"""

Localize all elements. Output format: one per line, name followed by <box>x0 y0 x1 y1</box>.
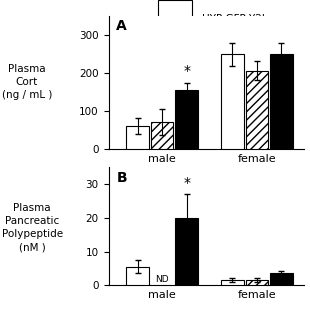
Bar <box>175 90 198 149</box>
Text: ND: ND <box>155 275 169 284</box>
Text: A: A <box>116 20 127 33</box>
Bar <box>158 47 192 85</box>
Bar <box>270 273 293 285</box>
Bar <box>126 267 149 285</box>
Text: B: B <box>116 171 127 185</box>
Bar <box>221 280 244 285</box>
Bar <box>158 96 192 134</box>
Text: HYP CRE Y2+: HYP CRE Y2+ <box>202 61 271 71</box>
Bar <box>175 218 198 285</box>
Bar <box>126 126 149 149</box>
Text: Plasma
Cort
(ng / mL ): Plasma Cort (ng / mL ) <box>2 64 52 100</box>
Bar <box>246 71 268 149</box>
Bar <box>151 122 173 149</box>
Text: HYP GFP Y2lo: HYP GFP Y2lo <box>202 15 271 24</box>
Bar <box>270 54 293 149</box>
Text: *: * <box>183 175 190 190</box>
Text: Plasma
Pancreatic
Polypeptide
(nM ): Plasma Pancreatic Polypeptide (nM ) <box>2 203 63 253</box>
Bar <box>246 280 268 285</box>
Bar <box>221 54 244 149</box>
Bar <box>158 0 192 38</box>
Text: *: * <box>183 64 190 78</box>
Text: HYP CRE Y2lo: HYP CRE Y2lo <box>202 110 272 120</box>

"""

● EXERCISE AIM
Repeat every entry above precisely, leaving each picture out.

● ANSWER BOX
Localize all elements. Output format: one per line, name followed by <box>x0 y0 x1 y1</box>.
Bar <box>175 90 198 149</box>
Text: ND: ND <box>155 275 169 284</box>
Text: A: A <box>116 20 127 33</box>
Bar <box>158 47 192 85</box>
Bar <box>270 273 293 285</box>
Bar <box>126 267 149 285</box>
Text: B: B <box>116 171 127 185</box>
Bar <box>221 280 244 285</box>
Bar <box>158 96 192 134</box>
Text: HYP CRE Y2+: HYP CRE Y2+ <box>202 61 271 71</box>
Bar <box>175 218 198 285</box>
Bar <box>126 126 149 149</box>
Text: Plasma
Cort
(ng / mL ): Plasma Cort (ng / mL ) <box>2 64 52 100</box>
Bar <box>246 71 268 149</box>
Bar <box>151 122 173 149</box>
Text: HYP GFP Y2lo: HYP GFP Y2lo <box>202 15 271 24</box>
Bar <box>270 54 293 149</box>
Text: *: * <box>183 175 190 190</box>
Text: Plasma
Pancreatic
Polypeptide
(nM ): Plasma Pancreatic Polypeptide (nM ) <box>2 203 63 253</box>
Bar <box>246 280 268 285</box>
Bar <box>221 54 244 149</box>
Bar <box>158 0 192 38</box>
Text: *: * <box>183 64 190 78</box>
Text: HYP CRE Y2lo: HYP CRE Y2lo <box>202 110 272 120</box>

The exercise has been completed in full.